Now \begin{align} \int_0^s \int_{\partial B(0,1)} |Du(x+tw)| \, dS(w) dt &=\int_0^s \int_{\partial B(x,t)} \frac{|Du(y)|}{t^{n-1}} \, dS(y) dt \\ &= \int_{B(x,s)} \frac{|Du(y)|}{|x-y|^{n-1}} \, dy \\ &\le \int_{B(x,r)} \frac{|Du(y)|}{|x-y|^{n-1}} \, dy, \end{align} where we put $y=x+tw,t=|x-y|$.

Can I ask where does the $\frac 1{t^{n-1}}$ factor come from in the first inequality? Somehow this results from transforming the variables by letting $y=x+tw$.

• _Stored rows_:

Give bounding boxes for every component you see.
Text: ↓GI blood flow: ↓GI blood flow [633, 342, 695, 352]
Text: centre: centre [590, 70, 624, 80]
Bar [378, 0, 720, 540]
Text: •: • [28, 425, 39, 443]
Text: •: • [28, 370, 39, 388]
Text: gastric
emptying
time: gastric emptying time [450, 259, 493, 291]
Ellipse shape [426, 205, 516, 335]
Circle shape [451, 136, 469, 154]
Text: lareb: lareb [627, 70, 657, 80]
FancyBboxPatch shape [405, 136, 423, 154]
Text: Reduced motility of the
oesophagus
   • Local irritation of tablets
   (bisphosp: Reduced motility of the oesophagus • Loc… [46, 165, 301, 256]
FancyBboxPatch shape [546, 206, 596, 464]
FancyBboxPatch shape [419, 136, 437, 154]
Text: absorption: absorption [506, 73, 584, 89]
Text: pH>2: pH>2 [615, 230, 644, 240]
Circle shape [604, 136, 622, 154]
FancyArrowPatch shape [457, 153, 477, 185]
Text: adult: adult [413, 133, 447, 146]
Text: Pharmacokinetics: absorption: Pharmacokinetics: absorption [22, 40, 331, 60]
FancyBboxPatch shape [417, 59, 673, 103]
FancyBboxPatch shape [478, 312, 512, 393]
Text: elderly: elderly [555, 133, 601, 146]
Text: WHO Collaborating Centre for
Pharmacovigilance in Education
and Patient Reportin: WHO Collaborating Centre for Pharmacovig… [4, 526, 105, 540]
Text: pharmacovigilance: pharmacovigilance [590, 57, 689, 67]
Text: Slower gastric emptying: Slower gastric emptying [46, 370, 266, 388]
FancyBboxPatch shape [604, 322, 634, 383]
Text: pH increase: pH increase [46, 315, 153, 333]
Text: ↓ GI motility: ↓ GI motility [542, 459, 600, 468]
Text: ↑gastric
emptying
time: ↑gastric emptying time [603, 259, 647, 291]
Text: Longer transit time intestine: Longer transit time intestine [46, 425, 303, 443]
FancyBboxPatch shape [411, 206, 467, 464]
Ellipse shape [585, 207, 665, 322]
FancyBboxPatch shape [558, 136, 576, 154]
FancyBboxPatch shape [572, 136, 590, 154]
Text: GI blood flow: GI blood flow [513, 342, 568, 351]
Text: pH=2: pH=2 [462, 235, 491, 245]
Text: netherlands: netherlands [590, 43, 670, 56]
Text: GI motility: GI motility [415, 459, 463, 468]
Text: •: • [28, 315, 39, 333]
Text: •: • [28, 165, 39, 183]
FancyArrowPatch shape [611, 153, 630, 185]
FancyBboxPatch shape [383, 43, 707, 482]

• _Given task 1_:
In the excerpt, what substitution is made for y, and what is t set equal to?
• _Given task 2_:
Filter the entries, keeping every line that contains the string "FancyBboxPatch". Matching is case-sensitive.
The excerpt and the entries have no connection to each other.

• _Exercise result 1_:
It puts y = x + tw, with t = |x − y|.

• _Exercise result 2_:
FancyBboxPatch shape [405, 136, 423, 154]
FancyBboxPatch shape [546, 206, 596, 464]
FancyBboxPatch shape [419, 136, 437, 154]
FancyBboxPatch shape [417, 59, 673, 103]
FancyBboxPatch shape [478, 312, 512, 393]
FancyBboxPatch shape [604, 322, 634, 383]
FancyBboxPatch shape [411, 206, 467, 464]
FancyBboxPatch shape [558, 136, 576, 154]
FancyBboxPatch shape [572, 136, 590, 154]
FancyBboxPatch shape [383, 43, 707, 482]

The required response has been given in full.